**EXERCISE OBJECTIVE**
Find and copy each line of the records where the string "Karnaugh" shows up.

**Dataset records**

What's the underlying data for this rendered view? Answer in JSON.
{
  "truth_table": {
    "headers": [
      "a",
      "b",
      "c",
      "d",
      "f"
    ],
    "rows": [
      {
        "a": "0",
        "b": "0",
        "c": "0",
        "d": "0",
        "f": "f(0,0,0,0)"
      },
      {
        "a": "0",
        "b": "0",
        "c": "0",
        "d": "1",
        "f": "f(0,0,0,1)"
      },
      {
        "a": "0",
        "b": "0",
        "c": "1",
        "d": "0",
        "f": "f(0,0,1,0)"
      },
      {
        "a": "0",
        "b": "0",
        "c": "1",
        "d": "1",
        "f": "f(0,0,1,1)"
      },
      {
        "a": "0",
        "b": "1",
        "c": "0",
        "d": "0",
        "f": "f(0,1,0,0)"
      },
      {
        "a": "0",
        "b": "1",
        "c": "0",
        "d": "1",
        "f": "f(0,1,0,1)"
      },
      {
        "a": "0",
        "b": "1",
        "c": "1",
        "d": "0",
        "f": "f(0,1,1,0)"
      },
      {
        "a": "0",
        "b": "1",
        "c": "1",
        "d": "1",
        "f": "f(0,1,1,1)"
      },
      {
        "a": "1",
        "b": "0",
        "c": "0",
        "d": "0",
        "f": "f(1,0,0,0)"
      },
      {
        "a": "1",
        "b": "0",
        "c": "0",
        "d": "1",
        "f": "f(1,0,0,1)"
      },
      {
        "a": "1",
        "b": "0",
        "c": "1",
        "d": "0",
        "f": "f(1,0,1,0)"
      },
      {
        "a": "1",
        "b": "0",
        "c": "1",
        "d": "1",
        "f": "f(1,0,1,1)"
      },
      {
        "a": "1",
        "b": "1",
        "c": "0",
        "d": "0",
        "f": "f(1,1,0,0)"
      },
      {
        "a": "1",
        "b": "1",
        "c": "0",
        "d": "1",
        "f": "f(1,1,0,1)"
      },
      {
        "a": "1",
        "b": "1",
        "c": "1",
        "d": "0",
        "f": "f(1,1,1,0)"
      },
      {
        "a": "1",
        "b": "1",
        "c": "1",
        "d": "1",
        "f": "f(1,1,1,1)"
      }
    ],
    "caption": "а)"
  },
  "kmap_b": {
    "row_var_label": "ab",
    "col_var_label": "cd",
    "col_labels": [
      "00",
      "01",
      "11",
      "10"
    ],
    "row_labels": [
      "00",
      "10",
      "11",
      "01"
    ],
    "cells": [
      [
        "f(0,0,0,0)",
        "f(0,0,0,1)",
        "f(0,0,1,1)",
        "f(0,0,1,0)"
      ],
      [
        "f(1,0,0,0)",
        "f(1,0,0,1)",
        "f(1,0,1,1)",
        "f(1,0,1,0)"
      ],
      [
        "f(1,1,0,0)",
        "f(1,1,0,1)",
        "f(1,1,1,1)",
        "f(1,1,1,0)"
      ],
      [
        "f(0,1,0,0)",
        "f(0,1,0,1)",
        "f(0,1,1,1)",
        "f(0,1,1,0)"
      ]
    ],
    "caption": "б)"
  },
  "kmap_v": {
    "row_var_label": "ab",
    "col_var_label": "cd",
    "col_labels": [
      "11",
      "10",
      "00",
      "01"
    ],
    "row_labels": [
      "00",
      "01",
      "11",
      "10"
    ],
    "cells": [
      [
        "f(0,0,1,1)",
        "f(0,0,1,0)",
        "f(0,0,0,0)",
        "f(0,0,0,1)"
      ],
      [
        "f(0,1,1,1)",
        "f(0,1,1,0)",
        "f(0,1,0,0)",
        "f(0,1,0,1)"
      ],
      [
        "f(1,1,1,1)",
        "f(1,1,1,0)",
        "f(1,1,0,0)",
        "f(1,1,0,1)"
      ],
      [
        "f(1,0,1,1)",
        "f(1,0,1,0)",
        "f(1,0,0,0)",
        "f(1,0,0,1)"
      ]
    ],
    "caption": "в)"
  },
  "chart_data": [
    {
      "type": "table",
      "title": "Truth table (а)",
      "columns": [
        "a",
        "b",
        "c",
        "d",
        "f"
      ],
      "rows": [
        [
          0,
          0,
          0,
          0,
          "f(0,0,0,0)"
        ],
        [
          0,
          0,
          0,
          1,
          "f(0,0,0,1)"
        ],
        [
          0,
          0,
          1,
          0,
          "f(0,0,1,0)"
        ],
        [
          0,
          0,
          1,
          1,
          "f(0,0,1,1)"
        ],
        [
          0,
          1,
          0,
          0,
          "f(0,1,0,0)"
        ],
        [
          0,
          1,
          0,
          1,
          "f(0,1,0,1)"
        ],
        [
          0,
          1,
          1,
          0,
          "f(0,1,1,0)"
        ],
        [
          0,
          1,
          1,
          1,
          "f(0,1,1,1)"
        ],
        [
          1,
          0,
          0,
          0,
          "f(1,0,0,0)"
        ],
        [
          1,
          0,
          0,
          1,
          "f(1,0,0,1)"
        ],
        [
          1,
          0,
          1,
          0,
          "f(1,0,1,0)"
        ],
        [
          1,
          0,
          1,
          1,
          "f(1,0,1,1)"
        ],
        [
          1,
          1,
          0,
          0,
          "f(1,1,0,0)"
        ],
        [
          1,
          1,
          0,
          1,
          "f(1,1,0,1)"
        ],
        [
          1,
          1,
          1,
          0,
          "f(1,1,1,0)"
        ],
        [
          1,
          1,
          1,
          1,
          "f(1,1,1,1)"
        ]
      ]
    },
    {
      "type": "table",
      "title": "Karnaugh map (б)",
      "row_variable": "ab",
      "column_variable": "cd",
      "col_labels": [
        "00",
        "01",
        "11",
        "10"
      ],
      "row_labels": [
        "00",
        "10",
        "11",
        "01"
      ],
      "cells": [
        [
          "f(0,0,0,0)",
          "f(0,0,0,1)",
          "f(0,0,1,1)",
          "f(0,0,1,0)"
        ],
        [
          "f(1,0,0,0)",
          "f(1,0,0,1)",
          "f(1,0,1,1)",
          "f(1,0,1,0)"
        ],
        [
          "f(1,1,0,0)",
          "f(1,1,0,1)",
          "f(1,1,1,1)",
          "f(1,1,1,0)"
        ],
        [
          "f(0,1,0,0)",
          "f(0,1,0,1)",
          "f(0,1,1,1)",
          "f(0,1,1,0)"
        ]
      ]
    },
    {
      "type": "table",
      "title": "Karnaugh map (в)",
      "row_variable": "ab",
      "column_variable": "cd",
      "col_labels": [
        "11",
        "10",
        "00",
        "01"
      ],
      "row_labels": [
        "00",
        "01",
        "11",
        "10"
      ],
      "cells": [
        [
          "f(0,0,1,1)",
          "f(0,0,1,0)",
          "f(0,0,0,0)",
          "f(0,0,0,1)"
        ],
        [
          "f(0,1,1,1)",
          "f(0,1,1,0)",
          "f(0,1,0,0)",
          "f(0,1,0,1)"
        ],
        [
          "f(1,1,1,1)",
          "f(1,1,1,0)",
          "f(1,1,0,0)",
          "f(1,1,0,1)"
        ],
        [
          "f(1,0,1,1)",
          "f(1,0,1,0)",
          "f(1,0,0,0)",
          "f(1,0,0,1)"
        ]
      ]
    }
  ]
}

**ANSWER BELOW**
      "title": "Karnaugh map (б)",
      "title": "Karnaugh map (в)",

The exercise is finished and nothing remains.